─── Invoer
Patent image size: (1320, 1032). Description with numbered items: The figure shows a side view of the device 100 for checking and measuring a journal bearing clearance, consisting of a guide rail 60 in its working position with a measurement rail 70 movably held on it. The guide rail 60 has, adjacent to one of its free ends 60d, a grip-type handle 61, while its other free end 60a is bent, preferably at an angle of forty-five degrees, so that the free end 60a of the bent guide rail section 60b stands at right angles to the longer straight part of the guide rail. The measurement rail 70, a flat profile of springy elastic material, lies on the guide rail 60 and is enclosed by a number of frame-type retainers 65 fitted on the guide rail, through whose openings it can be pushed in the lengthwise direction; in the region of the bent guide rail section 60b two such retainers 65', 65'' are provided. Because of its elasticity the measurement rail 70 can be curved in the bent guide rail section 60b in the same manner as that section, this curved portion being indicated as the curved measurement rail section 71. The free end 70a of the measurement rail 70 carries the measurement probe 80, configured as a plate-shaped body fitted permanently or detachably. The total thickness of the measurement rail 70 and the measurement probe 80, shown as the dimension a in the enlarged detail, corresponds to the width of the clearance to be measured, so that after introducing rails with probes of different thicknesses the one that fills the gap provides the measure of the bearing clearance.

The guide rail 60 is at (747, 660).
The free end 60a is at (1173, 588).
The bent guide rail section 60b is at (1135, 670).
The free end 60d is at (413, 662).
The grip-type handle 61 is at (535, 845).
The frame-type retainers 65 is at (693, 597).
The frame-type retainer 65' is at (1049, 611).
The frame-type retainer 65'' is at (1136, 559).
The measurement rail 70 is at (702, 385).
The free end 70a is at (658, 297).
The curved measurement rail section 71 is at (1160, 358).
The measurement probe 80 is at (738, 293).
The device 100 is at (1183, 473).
──────
Opgave: Zet elke regel van de lijst hierboven als aparte string in een JSON-array. Lege regels laat je weg.

Uitwerking:
[
  "Patent image size: (1320, 1032). Description with numbered items: The figure shows a side view of the device 100 for checking and measuring a journal bearing clearance, consisting of a guide rail 60 in its working position with a measurement rail 70 movably held on it. The guide rail 60 has, adjacent to one of its free ends 60d, a grip-type handle 61, while its other free end 60a is bent, preferably at an angle of forty-five degrees, so that the free end 60a of the bent guide rail section 60b stands at right angles to the longer straight part of the guide rail. The measurement rail 70, a flat profile of springy elastic material, lies on the guide rail 60 and is enclosed by a number of frame-type retainers 65 fitted on the guide rail, through whose openings it can be pushed in the lengthwise direction; in the region of the bent guide rail section 60b two such retainers 65', 65'' are provided. Because of its elasticity the measurement rail 70 can be curved in the bent guide rail section 60b in the same manner as that section, this curved portion being indicated as the curved measurement rail section 71. The free end 70a of the measurement rail 70 carries the measurement probe 80, configured as a plate-shaped body fitted permanently or detachably. The total thickness of the measurement rail 70 and the measurement probe 80, shown as the dimension a in the enlarged detail, corresponds to the width of the clearance to be measured, so that after introducing rails with probes of different thicknesses the one that fills the gap provides the measure of the bearing clearance.",
  "The guide rail 60 is at (747, 660).",
  "The free end 60a is at (1173, 588).",
  "The bent guide rail section 60b is at (1135, 670).",
  "The free end 60d is at (413, 662).",
  "The grip-type handle 61 is at (535, 845).",
  "The frame-type retainers 65 is at (693, 597).",
  "The frame-type retainer 65' is at (1049, 611).",
  "The frame-type retainer 65'' is at (1136, 559).",
  "The measurement rail 70 is at (702, 385).",
  "The free end 70a is at (658, 297).",
  "The curved measurement rail section 71 is at (1160, 358).",
  "The measurement probe 80 is at (738, 293).",
  "The device 100 is at (1183, 473)."
]